* Start Excerpt provided *
I think there's good potential for app customization via the plugin system, for various features that would be good to have, but that would be too game-specific, or too niche, to include in the base app. One example plugin that I'll make (unless someone beats me to it - and saves me the work 😂 ) is a plugin to automatically generate .lip and .fuz files for Skyrim/Fallout 4.

Check out the documentation here, if you're interested in creating a plugin for the app: https://github.com/DanRuta/xVA-Synth/wiki/Plugins . I think it's quite easy to follow (though I am biased), and there's minimal setup work to integrate code into the app. I will of course be available on Discord or wherever you prefer, to chat about this, and lend a hand if I can help.

Other changes

There are quite a few other changes, including a community guide for collecting tips/advice for how to get the best quality out of using the app over here: https://github.com/DanRuta/xvasynth-community-guide . This is linked to from within the info tab in the app.
* End Excerpt provided *
* Start Data segment *
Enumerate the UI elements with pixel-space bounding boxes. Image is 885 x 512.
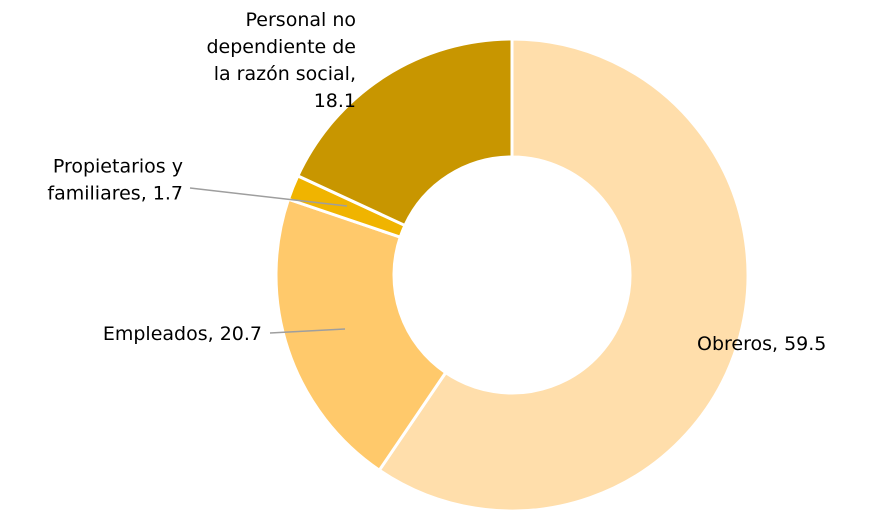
* End Data segment *
**Your tasks**
1. According to the excerpt about the app's plugin system, what files will the example plugin automatically generate, and for which games?
2. Continue the excerpt on the app's plugin system and other changes, starting right after its final sentence.

**Responses for each task**
1. .lip and .fuz files for Skyrim/Fallout 4.

2.
You can download the v1.4.0 pre-release from here: https://drive.google.com/file/d/1M7Dk_KdEZpqL502aB-9ecLNImKBX0vfd/view?usp=sharing

Do let me know if there are any issues, before I update the Nexus.

Short term plan

I will have to take a few days off before the next poll, mainly because I'll be super busy using my PC to train xVASpeech models, and I also have a spike in requests to attend to. Things will be back to normal by the end of this week, hopefully with some xVASpeech models ready to play with!